### THE EXERCISE
Go through the data below. Pull out every line that has the word "true".

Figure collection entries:
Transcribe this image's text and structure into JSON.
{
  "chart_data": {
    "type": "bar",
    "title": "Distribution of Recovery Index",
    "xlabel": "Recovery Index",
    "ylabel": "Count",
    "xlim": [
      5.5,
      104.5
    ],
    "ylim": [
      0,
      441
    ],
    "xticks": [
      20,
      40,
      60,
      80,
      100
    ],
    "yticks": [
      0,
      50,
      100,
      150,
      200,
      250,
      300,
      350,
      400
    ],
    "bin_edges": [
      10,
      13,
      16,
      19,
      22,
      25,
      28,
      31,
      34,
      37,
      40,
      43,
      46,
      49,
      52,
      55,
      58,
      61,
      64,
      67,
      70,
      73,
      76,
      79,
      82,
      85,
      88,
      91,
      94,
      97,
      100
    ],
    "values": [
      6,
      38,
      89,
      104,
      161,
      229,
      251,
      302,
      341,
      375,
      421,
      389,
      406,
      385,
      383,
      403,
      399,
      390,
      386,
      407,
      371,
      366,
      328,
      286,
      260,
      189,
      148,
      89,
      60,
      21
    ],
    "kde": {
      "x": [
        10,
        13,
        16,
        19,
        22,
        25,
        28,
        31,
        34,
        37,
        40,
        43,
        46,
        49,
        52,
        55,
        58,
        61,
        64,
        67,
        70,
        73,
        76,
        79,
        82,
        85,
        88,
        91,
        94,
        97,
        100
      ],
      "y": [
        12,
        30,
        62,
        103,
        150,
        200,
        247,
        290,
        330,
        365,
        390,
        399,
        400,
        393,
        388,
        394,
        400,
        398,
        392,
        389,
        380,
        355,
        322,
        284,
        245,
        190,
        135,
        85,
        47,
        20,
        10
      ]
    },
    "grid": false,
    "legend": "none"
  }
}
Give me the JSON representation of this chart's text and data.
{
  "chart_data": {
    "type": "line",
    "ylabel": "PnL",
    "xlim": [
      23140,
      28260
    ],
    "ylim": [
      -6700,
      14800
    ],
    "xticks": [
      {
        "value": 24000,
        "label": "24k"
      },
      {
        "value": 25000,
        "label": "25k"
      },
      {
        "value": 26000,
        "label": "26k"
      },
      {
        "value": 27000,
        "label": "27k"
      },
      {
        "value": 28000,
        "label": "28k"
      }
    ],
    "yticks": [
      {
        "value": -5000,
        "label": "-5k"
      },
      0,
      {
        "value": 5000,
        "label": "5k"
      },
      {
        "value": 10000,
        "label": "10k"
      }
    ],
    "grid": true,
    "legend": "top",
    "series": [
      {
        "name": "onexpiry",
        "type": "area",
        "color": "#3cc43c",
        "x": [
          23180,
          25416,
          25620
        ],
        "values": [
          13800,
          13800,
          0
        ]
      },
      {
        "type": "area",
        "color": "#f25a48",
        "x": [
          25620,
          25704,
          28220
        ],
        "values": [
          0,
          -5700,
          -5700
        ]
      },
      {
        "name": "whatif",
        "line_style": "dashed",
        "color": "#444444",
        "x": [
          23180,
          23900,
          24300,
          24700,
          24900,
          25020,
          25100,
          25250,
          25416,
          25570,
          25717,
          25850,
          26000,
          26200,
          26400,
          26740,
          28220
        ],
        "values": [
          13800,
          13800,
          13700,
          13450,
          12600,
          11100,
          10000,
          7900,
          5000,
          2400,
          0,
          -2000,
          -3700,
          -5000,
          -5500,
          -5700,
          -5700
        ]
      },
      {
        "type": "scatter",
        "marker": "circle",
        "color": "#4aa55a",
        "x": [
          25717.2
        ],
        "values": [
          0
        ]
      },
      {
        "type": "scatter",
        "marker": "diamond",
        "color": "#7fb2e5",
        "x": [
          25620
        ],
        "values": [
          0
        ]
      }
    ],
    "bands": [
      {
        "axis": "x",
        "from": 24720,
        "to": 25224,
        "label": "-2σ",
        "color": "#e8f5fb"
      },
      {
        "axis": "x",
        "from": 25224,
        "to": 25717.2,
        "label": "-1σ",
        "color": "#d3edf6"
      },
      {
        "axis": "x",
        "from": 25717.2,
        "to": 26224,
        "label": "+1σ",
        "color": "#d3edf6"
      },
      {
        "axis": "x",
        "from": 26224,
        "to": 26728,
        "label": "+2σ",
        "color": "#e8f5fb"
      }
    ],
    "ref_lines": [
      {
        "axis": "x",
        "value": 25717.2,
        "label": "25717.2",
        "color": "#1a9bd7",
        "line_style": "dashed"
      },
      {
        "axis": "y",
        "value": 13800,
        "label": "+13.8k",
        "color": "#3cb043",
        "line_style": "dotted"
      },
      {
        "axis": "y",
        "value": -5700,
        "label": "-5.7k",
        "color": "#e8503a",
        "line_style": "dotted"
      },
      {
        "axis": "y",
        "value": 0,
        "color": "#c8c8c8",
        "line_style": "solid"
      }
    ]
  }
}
* * *
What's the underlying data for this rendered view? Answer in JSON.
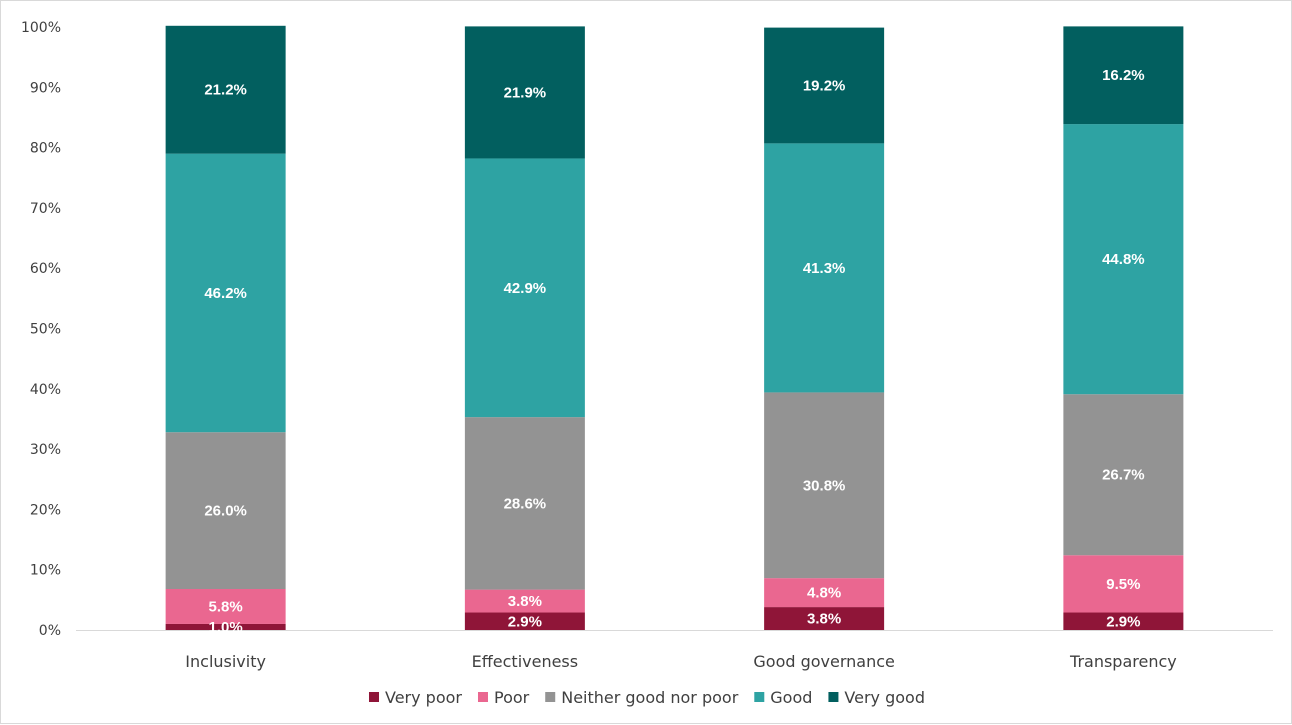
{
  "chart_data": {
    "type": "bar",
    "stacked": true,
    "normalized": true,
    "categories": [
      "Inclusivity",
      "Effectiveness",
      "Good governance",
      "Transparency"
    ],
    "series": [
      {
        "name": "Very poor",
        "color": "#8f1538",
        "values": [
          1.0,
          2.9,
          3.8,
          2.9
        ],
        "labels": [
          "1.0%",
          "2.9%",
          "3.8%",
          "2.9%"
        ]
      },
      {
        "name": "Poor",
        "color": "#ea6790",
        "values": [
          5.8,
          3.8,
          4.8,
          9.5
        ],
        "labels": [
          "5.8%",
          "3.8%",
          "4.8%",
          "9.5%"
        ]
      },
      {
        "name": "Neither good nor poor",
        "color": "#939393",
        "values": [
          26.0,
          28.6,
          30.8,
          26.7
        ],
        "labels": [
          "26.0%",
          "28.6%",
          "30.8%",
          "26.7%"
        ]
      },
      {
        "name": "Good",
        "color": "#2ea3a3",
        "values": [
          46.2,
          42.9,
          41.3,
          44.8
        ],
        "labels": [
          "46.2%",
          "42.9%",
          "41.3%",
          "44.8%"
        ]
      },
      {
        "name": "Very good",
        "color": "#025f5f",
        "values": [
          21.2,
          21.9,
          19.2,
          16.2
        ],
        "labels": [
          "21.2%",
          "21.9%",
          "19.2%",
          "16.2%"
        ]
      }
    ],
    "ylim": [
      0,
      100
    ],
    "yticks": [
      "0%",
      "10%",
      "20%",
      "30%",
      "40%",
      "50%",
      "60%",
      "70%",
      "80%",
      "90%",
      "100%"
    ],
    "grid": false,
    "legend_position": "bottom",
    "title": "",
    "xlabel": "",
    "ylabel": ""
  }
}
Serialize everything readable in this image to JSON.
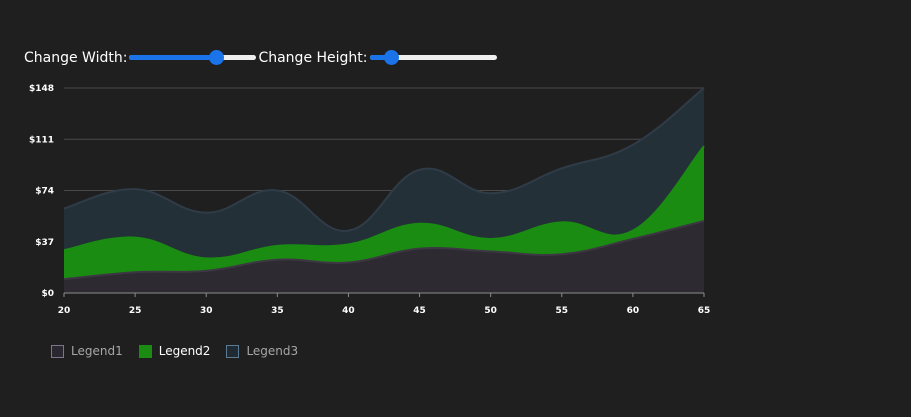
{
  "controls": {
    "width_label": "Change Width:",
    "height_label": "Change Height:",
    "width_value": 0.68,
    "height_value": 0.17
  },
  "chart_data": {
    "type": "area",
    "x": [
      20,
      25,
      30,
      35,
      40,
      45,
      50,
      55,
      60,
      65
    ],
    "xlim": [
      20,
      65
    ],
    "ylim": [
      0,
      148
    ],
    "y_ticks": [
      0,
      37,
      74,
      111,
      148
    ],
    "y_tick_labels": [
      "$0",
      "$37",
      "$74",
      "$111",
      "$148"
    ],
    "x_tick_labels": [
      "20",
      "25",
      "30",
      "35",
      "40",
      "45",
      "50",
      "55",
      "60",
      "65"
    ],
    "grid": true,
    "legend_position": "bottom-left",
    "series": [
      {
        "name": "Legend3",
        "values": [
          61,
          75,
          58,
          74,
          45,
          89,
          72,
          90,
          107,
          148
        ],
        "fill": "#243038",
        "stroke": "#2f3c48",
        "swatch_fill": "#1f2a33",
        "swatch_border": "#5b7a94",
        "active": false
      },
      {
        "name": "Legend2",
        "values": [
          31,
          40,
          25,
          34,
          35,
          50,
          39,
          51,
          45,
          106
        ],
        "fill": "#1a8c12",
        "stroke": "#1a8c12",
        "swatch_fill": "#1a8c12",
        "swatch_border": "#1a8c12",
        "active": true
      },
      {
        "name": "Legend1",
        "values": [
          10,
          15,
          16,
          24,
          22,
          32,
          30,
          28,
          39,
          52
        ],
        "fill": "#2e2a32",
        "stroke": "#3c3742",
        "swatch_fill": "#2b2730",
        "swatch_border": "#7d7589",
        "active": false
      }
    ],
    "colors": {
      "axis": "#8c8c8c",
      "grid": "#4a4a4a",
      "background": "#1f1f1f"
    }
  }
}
--
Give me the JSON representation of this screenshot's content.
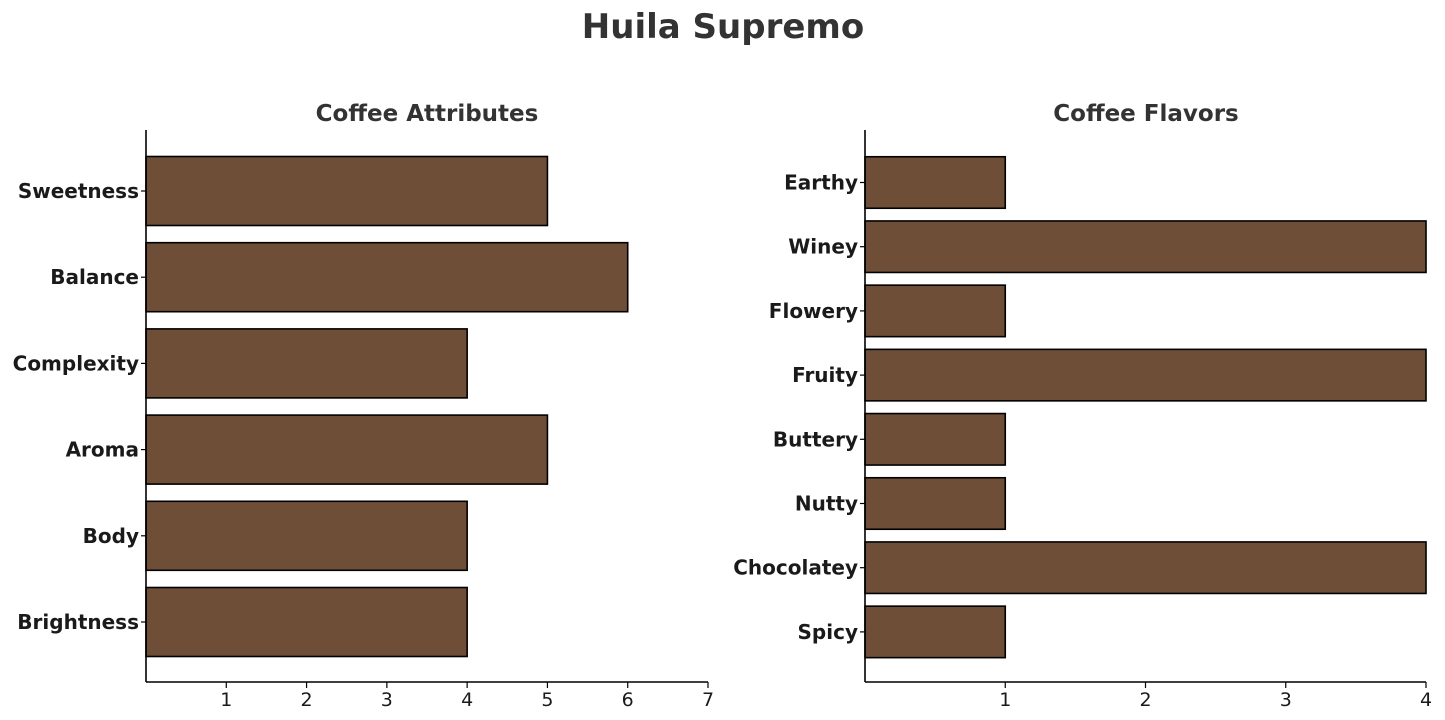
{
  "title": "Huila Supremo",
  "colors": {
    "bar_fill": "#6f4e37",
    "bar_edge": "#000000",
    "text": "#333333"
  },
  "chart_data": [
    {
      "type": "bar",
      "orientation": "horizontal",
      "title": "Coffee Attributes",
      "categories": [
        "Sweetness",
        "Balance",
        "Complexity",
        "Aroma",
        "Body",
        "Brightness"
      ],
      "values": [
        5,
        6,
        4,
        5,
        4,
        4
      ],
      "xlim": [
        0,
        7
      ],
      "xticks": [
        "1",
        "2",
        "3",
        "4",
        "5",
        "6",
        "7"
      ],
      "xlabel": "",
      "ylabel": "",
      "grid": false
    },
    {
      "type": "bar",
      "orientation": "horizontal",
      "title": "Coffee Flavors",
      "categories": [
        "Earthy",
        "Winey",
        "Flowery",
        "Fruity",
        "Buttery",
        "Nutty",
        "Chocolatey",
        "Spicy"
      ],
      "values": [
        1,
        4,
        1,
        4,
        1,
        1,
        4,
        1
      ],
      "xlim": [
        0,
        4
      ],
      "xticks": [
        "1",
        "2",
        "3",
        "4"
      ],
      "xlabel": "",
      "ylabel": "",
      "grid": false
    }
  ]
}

### ANSWER TO THIS TASK
    "grid": true,
    "stacked": true,
    "normalized": true,
    "grid": true,
        "active": true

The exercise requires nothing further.